*SET PROBLEM:* In the copy, keep every record exact and leave out all images.

Figure dataset records:
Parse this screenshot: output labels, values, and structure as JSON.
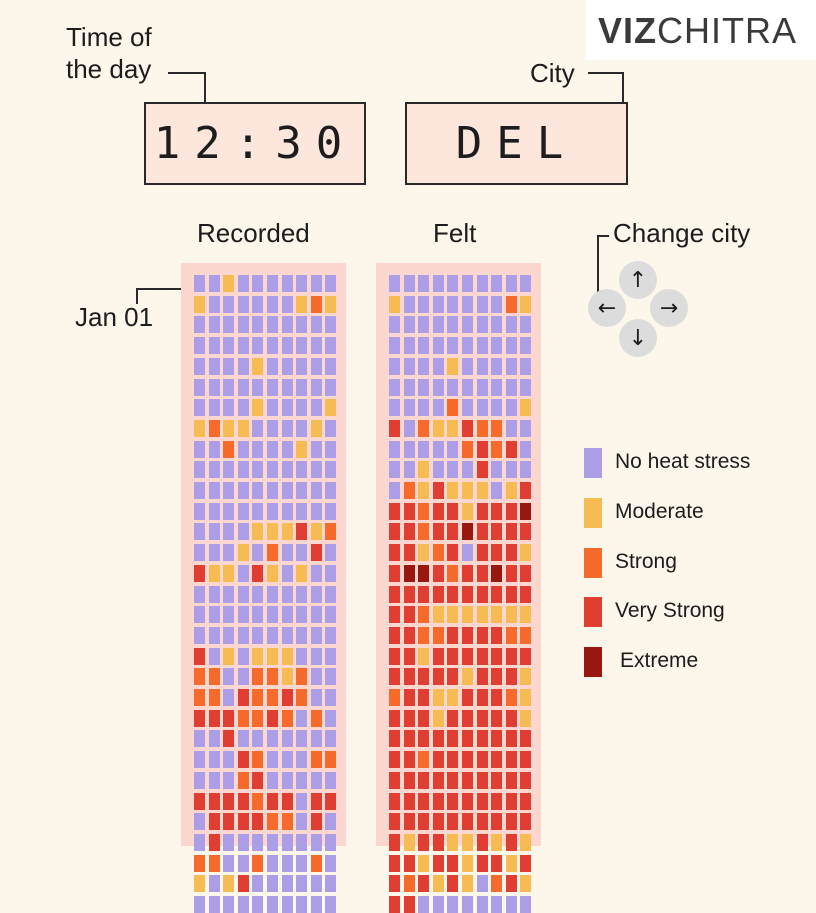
{
  "brand": {
    "logo_bold": "VIZ",
    "logo_thin": "CHITRA"
  },
  "controls": {
    "time_label_line1": "Time of",
    "time_label_line2": "the day",
    "time_value": "12:30",
    "city_label": "City",
    "city_value": "DEL",
    "change_city_label": "Change city",
    "arrows": {
      "up": "↑",
      "left": "←",
      "right": "→",
      "down": "↓"
    }
  },
  "chart": {
    "recorded_title": "Recorded",
    "felt_title": "Felt",
    "start_label": "Jan 01"
  },
  "legend": [
    {
      "label": "No heat stress",
      "color": "#ab9de6"
    },
    {
      "label": "Moderate",
      "color": "#f6bb52"
    },
    {
      "label": "Strong",
      "color": "#f66b2b"
    },
    {
      "label": "Very Strong",
      "color": "#e03e33"
    },
    {
      "label": "Extreme",
      "color": "#98170f"
    }
  ],
  "chart_data": {
    "type": "heatmap",
    "categories": [
      "No heat stress",
      "Moderate",
      "Strong",
      "Very Strong",
      "Extreme"
    ],
    "columns_per_row": 10,
    "recorded_rows": [
      "0010000000",
      "1000000121",
      "0000000000",
      "0000000000",
      "0000100000",
      "0000000000",
      "0000100001",
      "1211000010",
      "0020000100",
      "0000000000",
      "0000000000",
      "0000000000",
      "0000111312",
      "0001020030",
      "3110310100",
      "0000000000",
      "0000000000",
      "0000000000",
      "3010111000",
      "2200221200",
      "2203223200",
      "3332232020",
      "0030000000",
      "0003200022",
      "0002300000",
      "3333233033",
      "0333322030",
      "0300000000",
      "2200200020",
      "1013000000",
      "0000000000"
    ],
    "felt_rows": [
      "0000000000",
      "1000000021",
      "0000000000",
      "0000000000",
      "0000100000",
      "0000000000",
      "0000200001",
      "3021132200",
      "0000023230",
      "0010003000",
      "0213111013",
      "3323313334",
      "3323343333",
      "3312303331",
      "3443233433",
      "3333333333",
      "3321111111",
      "3322333322",
      "3313333333",
      "3333313331",
      "2331133321",
      "3331333331",
      "3333333333",
      "3323333333",
      "3333333333",
      "3333333333",
      "3333333333",
      "3133113131",
      "3313313313",
      "3231310231",
      "3300000000"
    ]
  }
}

*PROBLEM SOLUTION:*
Parse this screenshot: output labels, values, and structure as JSON.
{
  "brand": {
    "logo_bold": "VIZ",
    "logo_thin": "CHITRA"
  },
  "controls": {
    "time_label_line1": "Time of",
    "time_label_line2": "the day",
    "time_value": "12:30",
    "city_label": "City",
    "city_value": "DEL",
    "change_city_label": "Change city",
    "arrows": {
      "up": "↑",
      "left": "←",
      "right": "→",
      "down": "↓"
    }
  },
  "chart": {
    "recorded_title": "Recorded",
    "felt_title": "Felt",
    "start_label": "Jan 01"
  },
  "legend": [
    {
      "label": "No heat stress",
      "color": "#ab9de6"
    },
    {
      "label": "Moderate",
      "color": "#f6bb52"
    },
    {
      "label": "Strong",
      "color": "#f66b2b"
    },
    {
      "label": "Very Strong",
      "color": "#e03e33"
    },
    {
      "label": "Extreme",
      "color": "#98170f"
    }
  ],
  "chart_data": {
    "type": "heatmap",
    "categories": [
      "No heat stress",
      "Moderate",
      "Strong",
      "Very Strong",
      "Extreme"
    ],
    "columns_per_row": 10,
    "recorded_rows": [
      "0010000000",
      "1000000121",
      "0000000000",
      "0000000000",
      "0000100000",
      "0000000000",
      "0000100001",
      "1211000010",
      "0020000100",
      "0000000000",
      "0000000000",
      "0000000000",
      "0000111312",
      "0001020030",
      "3110310100",
      "0000000000",
      "0000000000",
      "0000000000",
      "3010111000",
      "2200221200",
      "2203223200",
      "3332232020",
      "0030000000",
      "0003200022",
      "0002300000",
      "3333233033",
      "0333322030",
      "0300000000",
      "2200200020",
      "1013000000",
      "0000000000"
    ],
    "felt_rows": [
      "0000000000",
      "1000000021",
      "0000000000",
      "0000000000",
      "0000100000",
      "0000000000",
      "0000200001",
      "3021132200",
      "0000023230",
      "0010003000",
      "0213111013",
      "3323313334",
      "3323343333",
      "3312303331",
      "3443233433",
      "3333333333",
      "3321111111",
      "3322333322",
      "3313333333",
      "3333313331",
      "2331133321",
      "3331333331",
      "3333333333",
      "3323333333",
      "3333333333",
      "3333333333",
      "3333333333",
      "3133113131",
      "3313313313",
      "3231310231",
      "3300000000"
    ]
  }
}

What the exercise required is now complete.